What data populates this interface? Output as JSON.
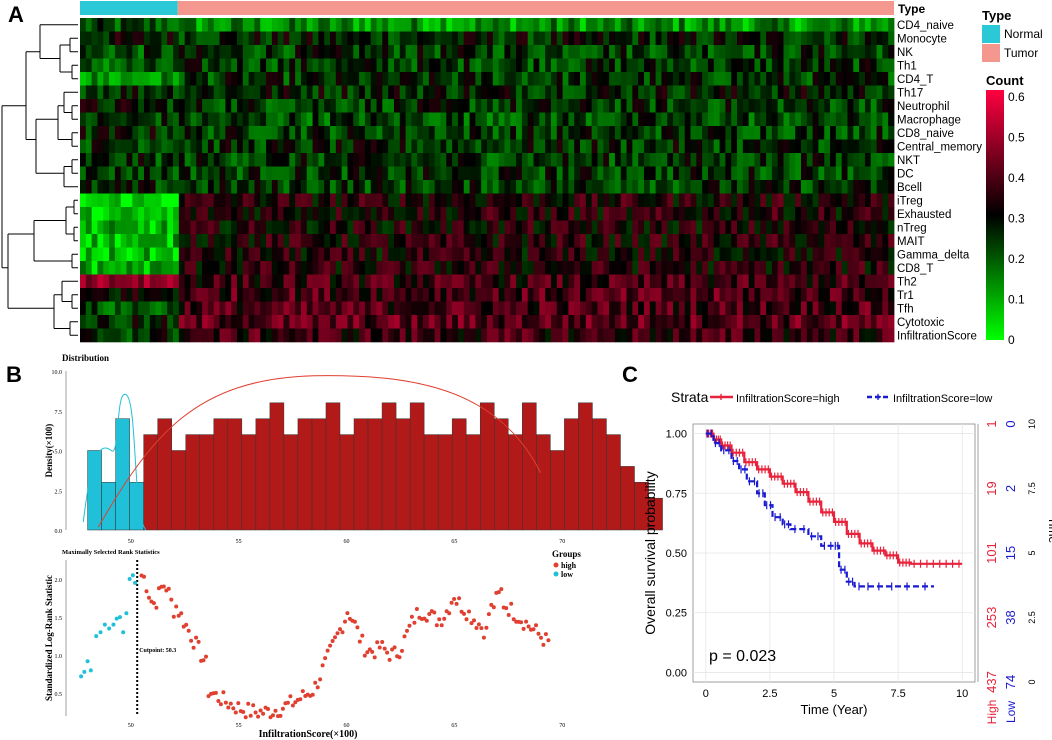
{
  "panel_labels": {
    "a": "A",
    "b": "B",
    "c": "C"
  },
  "chart_data": [
    {
      "type": "heatmap",
      "panel": "A",
      "rows": [
        "CD4_naive",
        "Monocyte",
        "NK",
        "Th1",
        "CD4_T",
        "Th17",
        "Neutrophil",
        "Macrophage",
        "CD8_naive",
        "Central_memory",
        "NKT",
        "DC",
        "Bcell",
        "iTreg",
        "Exhausted",
        "nTreg",
        "MAIT",
        "Gamma_delta",
        "CD8_T",
        "Th2",
        "Tr1",
        "Tfh",
        "Cytotoxic",
        "InfiltrationScore"
      ],
      "annotation": {
        "title": "Type",
        "groups": [
          {
            "name": "Normal",
            "color": "#2bc8d8",
            "fraction": 0.12
          },
          {
            "name": "Tumor",
            "color": "#f4978e",
            "fraction": 0.88
          }
        ]
      },
      "legend_type_title": "Type",
      "legend_count_title": "Count",
      "color_scale": {
        "min": 0,
        "max": 0.6,
        "ticks": [
          "0.6",
          "0.5",
          "0.4",
          "0.3",
          "0.2",
          "0.1",
          "0"
        ],
        "colors": [
          "#00ff00",
          "#000000",
          "#ff0040"
        ]
      }
    },
    {
      "type": "bar",
      "panel": "B-top",
      "title": "Distribution",
      "ylabel": "Density(×100)",
      "yticks": [
        "0.0",
        "2.5",
        "5.0",
        "7.5",
        "10.0"
      ],
      "ylim": [
        0,
        10
      ],
      "xticks": [
        "50",
        "55",
        "60",
        "65",
        "70"
      ],
      "xlim": [
        47,
        70.5
      ],
      "low_bins": {
        "start": 48,
        "width": 0.65,
        "values": [
          5,
          3,
          7,
          3
        ],
        "color": "#20c0d8"
      },
      "high_bins": {
        "start": 50.6,
        "width": 0.65,
        "values": [
          6,
          7,
          5,
          6,
          6,
          7,
          7,
          6,
          7,
          8,
          6,
          7,
          7,
          8,
          6,
          7,
          7,
          8,
          7,
          8,
          6,
          6,
          7,
          6,
          8,
          7,
          6,
          8,
          6,
          5,
          7,
          8,
          7,
          6,
          4,
          3,
          2
        ],
        "color": "#b21a1a"
      }
    },
    {
      "type": "scatter",
      "panel": "B-bottom",
      "title": "Maximally Selected Rank Statistics",
      "xlabel": "InfiltrationScore(×100)",
      "ylabel": "Standardized Log-Rank Statistic",
      "yticks": [
        "0.5",
        "1.0",
        "1.5",
        "2.0"
      ],
      "ylim": [
        0.2,
        2.25
      ],
      "xticks": [
        "50",
        "55",
        "60",
        "65",
        "70"
      ],
      "xlim": [
        47,
        70.5
      ],
      "cutpoint": 50.3,
      "cutpoint_label": "Cutpoint: 50.3",
      "legend_title": "Groups",
      "groups": [
        {
          "name": "high",
          "color": "#e04030"
        },
        {
          "name": "low",
          "color": "#20c0d8"
        }
      ]
    },
    {
      "type": "line",
      "panel": "C",
      "subtype": "kaplan-meier",
      "strata_label": "Strata",
      "series": [
        {
          "name": "InfiltrationScore=high",
          "color": "#e8223a",
          "x": [
            0,
            0.3,
            0.6,
            1,
            1.5,
            2,
            2.5,
            3,
            3.5,
            4,
            4.5,
            5,
            5.5,
            6,
            6.5,
            7,
            7.5,
            8,
            9,
            10
          ],
          "y": [
            1,
            0.975,
            0.95,
            0.92,
            0.88,
            0.85,
            0.82,
            0.79,
            0.755,
            0.715,
            0.67,
            0.63,
            0.58,
            0.54,
            0.51,
            0.49,
            0.46,
            0.455,
            0.455,
            0.455
          ]
        },
        {
          "name": "InfiltrationScore=low",
          "color": "#1a1ad0",
          "x": [
            0,
            0.3,
            0.6,
            1,
            1.3,
            1.6,
            2,
            2.3,
            2.6,
            3,
            3.3,
            4,
            4.5,
            5,
            5.2,
            5.5,
            5.8,
            6.5,
            7.5,
            8.9
          ],
          "y": [
            1,
            0.96,
            0.93,
            0.885,
            0.85,
            0.8,
            0.75,
            0.7,
            0.65,
            0.62,
            0.6,
            0.57,
            0.53,
            0.53,
            0.43,
            0.38,
            0.36,
            0.36,
            0.36,
            0.36
          ]
        }
      ],
      "ylabel": "Overall survival probability",
      "xlabel": "Time (Year)",
      "yticks": [
        "0.00",
        "0.25",
        "0.50",
        "0.75",
        "1.00"
      ],
      "xticks": [
        "0",
        "2.5",
        "5",
        "7.5",
        "10"
      ],
      "xlim": [
        -0.5,
        10.5
      ],
      "ylim": [
        -0.04,
        1.04
      ],
      "pvalue_text": "p = 0.023",
      "risk_table": {
        "title": "Time",
        "times": [
          "0",
          "2.5",
          "5",
          "7.5",
          "10"
        ],
        "high_label": "High",
        "low_label": "Low",
        "high_counts": [
          "437",
          "253",
          "101",
          "19",
          "1"
        ],
        "low_counts": [
          "74",
          "38",
          "15",
          "2",
          "0"
        ]
      }
    }
  ]
}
_ _ _ _ _
__Problem to work on__: What lines in the listing above contain the word "xlabel"? Show each one.

__Exercise result__:
      "xlabel": "InfiltrationScore(×100)",
      "xlabel": "Time (Year)",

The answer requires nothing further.